/---

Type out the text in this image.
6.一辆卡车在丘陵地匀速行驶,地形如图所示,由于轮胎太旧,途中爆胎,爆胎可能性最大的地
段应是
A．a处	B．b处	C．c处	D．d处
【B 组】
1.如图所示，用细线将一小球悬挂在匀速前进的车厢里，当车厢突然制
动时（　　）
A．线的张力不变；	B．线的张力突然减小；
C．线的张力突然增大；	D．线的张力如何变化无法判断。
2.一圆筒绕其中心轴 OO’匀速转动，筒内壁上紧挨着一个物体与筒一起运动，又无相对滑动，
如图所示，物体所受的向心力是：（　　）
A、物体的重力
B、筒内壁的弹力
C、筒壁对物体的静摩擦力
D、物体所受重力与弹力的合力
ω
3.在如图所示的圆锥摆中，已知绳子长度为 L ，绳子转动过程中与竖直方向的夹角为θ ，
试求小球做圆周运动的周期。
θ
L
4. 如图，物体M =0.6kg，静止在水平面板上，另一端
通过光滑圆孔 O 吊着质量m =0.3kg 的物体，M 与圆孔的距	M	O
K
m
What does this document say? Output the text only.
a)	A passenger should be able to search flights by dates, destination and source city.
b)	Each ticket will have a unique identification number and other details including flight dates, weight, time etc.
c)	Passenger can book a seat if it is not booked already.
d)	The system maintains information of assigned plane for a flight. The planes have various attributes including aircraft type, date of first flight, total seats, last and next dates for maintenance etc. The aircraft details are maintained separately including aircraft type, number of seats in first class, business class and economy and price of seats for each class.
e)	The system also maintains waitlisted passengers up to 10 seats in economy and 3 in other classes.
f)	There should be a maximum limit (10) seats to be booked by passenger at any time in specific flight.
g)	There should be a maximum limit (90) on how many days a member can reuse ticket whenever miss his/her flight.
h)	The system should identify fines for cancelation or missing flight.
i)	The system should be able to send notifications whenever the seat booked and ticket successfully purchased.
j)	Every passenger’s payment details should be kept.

\---

Set down all of the entries exactly, please.

Type out the text in this image.
6.一辆卡车在丘陵地匀速行驶,地形如图所示,由于轮胎太旧,途中爆胎,爆胎可能性最大的地
段应是
A．a处	B．b处	C．c处	D．d处
【B 组】
1.如图所示，用细线将一小球悬挂在匀速前进的车厢里，当车厢突然制
动时（　　）
A．线的张力不变；	B．线的张力突然减小；
C．线的张力突然增大；	D．线的张力如何变化无法判断。
2.一圆筒绕其中心轴 OO’匀速转动，筒内壁上紧挨着一个物体与筒一起运动，又无相对滑动，
如图所示，物体所受的向心力是：（　　）
A、物体的重力
B、筒内壁的弹力
C、筒壁对物体的静摩擦力
D、物体所受重力与弹力的合力
ω
3.在如图所示的圆锥摆中，已知绳子长度为 L ，绳子转动过程中与竖直方向的夹角为θ ，
试求小球做圆周运动的周期。
θ
L
4. 如图，物体M =0.6kg，静止在水平面板上，另一端
通过光滑圆孔 O 吊着质量m =0.3kg 的物体，M 与圆孔的距	M	O
K
m
What does this document say? Output the text only.
a)	A passenger should be able to search flights by dates, destination and source city.
b)	Each ticket will have a unique identification number and other details including flight dates, weight, time etc.
c)	Passenger can book a seat if it is not booked already.
d)	The system maintains information of assigned plane for a flight. The planes have various attributes including aircraft type, date of first flight, total seats, last and next dates for maintenance etc. The aircraft details are maintained separately including aircraft type, number of seats in first class, business class and economy and price of seats for each class.
e)	The system also maintains waitlisted passengers up to 10 seats in economy and 3 in other classes.
f)	There should be a maximum limit (10) seats to be booked by passenger at any time in specific flight.
g)	There should be a maximum limit (90) on how many days a member can reuse ticket whenever miss his/her flight.
h)	The system should identify fines for cancelation or missing flight.
i)	The system should be able to send notifications whenever the seat booked and ticket successfully purchased.
j)	Every passenger’s payment details should be kept.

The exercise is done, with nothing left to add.